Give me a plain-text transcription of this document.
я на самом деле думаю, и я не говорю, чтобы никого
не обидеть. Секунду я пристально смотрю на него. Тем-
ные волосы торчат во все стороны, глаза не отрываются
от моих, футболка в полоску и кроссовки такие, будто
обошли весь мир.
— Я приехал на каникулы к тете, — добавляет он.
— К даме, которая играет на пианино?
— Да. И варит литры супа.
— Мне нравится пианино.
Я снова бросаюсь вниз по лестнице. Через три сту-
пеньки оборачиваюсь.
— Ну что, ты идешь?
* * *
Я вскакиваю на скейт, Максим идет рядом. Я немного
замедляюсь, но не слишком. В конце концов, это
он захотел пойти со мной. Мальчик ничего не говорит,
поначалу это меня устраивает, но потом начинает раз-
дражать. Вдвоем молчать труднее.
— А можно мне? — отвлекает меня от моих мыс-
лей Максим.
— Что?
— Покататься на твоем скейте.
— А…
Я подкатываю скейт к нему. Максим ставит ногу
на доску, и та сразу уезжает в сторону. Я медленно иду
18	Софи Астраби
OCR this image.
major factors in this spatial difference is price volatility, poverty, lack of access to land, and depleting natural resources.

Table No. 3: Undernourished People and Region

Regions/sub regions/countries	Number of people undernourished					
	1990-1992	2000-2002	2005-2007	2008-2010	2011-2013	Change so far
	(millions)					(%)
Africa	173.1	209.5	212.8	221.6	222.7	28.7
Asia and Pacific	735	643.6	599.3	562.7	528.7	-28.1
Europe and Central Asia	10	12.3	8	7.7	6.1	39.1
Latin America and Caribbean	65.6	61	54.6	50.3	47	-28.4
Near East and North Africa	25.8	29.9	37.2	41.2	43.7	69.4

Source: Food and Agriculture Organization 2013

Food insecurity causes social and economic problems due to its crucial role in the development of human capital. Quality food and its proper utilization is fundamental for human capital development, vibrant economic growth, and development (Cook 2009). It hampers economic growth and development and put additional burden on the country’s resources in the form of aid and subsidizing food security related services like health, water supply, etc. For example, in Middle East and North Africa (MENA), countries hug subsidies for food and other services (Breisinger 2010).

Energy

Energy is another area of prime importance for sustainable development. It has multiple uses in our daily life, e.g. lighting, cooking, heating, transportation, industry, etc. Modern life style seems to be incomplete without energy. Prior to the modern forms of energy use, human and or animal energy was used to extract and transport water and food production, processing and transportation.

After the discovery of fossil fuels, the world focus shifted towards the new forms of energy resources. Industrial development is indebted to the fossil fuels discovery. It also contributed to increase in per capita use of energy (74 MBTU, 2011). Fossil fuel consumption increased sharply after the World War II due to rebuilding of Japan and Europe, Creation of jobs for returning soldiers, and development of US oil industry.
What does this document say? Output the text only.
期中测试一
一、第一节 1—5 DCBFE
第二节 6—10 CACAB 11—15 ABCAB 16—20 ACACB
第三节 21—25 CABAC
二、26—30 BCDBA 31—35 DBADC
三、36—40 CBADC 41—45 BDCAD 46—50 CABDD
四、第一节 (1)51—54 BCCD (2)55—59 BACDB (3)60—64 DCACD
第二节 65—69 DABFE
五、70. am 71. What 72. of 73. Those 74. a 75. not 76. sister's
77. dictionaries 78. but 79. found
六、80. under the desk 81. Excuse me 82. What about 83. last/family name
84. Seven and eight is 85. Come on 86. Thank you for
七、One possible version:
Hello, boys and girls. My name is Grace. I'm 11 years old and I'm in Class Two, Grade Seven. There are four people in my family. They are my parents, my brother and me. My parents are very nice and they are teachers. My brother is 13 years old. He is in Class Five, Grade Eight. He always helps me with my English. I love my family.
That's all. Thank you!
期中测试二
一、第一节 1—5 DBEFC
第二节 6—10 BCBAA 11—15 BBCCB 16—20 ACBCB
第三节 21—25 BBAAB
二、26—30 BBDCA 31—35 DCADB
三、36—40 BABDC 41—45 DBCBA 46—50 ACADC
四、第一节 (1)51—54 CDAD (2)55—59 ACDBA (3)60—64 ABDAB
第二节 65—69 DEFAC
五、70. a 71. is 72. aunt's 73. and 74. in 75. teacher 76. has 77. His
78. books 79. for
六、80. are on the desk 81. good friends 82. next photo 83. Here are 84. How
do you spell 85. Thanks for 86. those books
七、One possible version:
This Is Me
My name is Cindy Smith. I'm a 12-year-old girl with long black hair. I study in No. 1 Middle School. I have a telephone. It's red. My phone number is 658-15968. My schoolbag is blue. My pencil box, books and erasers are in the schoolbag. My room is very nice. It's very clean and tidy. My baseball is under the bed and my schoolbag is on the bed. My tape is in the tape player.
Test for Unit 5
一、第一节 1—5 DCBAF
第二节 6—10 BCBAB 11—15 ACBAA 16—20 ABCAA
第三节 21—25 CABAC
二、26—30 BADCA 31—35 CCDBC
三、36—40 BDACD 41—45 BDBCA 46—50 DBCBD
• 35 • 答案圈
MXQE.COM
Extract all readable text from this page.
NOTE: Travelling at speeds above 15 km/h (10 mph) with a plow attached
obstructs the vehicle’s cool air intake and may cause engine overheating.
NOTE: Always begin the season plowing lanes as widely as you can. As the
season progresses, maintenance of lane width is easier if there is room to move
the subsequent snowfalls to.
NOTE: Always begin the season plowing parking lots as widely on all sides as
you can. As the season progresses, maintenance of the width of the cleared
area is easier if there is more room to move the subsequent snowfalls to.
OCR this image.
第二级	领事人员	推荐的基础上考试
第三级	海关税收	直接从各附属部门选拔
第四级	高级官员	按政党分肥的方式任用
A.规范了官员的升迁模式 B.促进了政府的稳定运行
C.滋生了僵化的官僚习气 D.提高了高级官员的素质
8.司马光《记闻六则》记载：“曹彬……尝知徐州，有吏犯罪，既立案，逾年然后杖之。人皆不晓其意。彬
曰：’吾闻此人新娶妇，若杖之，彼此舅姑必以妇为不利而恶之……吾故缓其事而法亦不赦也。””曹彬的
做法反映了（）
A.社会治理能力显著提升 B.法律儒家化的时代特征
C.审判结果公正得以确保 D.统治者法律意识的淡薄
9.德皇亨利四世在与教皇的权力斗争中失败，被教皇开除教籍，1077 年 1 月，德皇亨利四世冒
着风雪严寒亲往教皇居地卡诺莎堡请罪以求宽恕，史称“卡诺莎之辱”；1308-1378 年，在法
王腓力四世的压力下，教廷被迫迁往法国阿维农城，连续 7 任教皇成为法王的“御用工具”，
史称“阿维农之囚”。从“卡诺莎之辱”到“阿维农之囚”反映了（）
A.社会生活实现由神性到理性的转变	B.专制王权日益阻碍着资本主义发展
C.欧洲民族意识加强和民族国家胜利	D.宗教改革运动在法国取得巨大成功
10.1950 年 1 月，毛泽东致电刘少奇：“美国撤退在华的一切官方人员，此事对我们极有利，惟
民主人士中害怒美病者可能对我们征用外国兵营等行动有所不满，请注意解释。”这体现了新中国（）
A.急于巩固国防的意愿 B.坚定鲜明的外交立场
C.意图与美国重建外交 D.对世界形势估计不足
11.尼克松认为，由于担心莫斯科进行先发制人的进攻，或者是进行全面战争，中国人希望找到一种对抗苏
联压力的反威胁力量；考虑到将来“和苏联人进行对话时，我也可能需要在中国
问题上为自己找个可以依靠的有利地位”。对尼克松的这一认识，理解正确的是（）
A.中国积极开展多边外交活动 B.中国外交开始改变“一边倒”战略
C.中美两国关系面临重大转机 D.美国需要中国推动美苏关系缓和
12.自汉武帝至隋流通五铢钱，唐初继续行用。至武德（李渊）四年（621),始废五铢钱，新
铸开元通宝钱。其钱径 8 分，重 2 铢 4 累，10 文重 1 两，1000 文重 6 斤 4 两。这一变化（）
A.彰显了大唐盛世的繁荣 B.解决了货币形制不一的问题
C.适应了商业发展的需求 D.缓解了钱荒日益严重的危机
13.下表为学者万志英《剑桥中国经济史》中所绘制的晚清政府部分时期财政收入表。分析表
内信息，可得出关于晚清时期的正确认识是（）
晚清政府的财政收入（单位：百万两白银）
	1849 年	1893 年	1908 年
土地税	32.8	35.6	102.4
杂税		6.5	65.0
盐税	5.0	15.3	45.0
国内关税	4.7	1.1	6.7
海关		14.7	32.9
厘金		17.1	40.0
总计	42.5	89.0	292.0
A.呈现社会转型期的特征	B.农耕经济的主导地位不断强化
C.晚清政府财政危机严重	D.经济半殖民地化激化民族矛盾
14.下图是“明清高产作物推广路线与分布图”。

# # # # #

— GOAL OF THE EXERCISE —
Going through the entries above, report how many lines include the string "Middle". The number alone is the answer.

— RESPONSE TO THE EXERCISE —
2